**What needs to be done:** Copy out lines with the word "rising" from the material that follows.

**Dataset records:**
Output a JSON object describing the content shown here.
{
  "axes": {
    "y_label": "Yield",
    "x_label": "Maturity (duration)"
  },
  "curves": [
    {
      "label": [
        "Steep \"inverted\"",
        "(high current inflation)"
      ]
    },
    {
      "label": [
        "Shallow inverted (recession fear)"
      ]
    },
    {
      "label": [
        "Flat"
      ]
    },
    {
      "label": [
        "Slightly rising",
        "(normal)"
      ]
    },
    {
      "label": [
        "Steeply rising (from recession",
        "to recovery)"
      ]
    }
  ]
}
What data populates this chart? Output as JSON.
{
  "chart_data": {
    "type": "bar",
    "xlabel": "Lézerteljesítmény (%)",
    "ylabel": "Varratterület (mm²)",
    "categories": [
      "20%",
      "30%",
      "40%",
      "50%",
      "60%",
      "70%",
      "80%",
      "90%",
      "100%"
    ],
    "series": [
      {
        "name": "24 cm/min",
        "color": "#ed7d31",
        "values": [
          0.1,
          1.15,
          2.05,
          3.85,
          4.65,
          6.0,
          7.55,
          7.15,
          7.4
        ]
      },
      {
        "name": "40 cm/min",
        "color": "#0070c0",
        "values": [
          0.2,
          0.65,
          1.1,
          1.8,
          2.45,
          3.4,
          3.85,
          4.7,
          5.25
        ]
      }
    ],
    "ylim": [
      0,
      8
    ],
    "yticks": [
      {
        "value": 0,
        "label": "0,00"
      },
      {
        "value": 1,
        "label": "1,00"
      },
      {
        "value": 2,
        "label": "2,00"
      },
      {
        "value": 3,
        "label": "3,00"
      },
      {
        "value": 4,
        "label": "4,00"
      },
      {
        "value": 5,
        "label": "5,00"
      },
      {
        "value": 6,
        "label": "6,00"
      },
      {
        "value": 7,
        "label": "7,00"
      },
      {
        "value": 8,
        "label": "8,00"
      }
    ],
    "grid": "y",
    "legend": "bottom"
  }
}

**Response below:**
        "Slightly rising",
        "Steeply rising (from recession",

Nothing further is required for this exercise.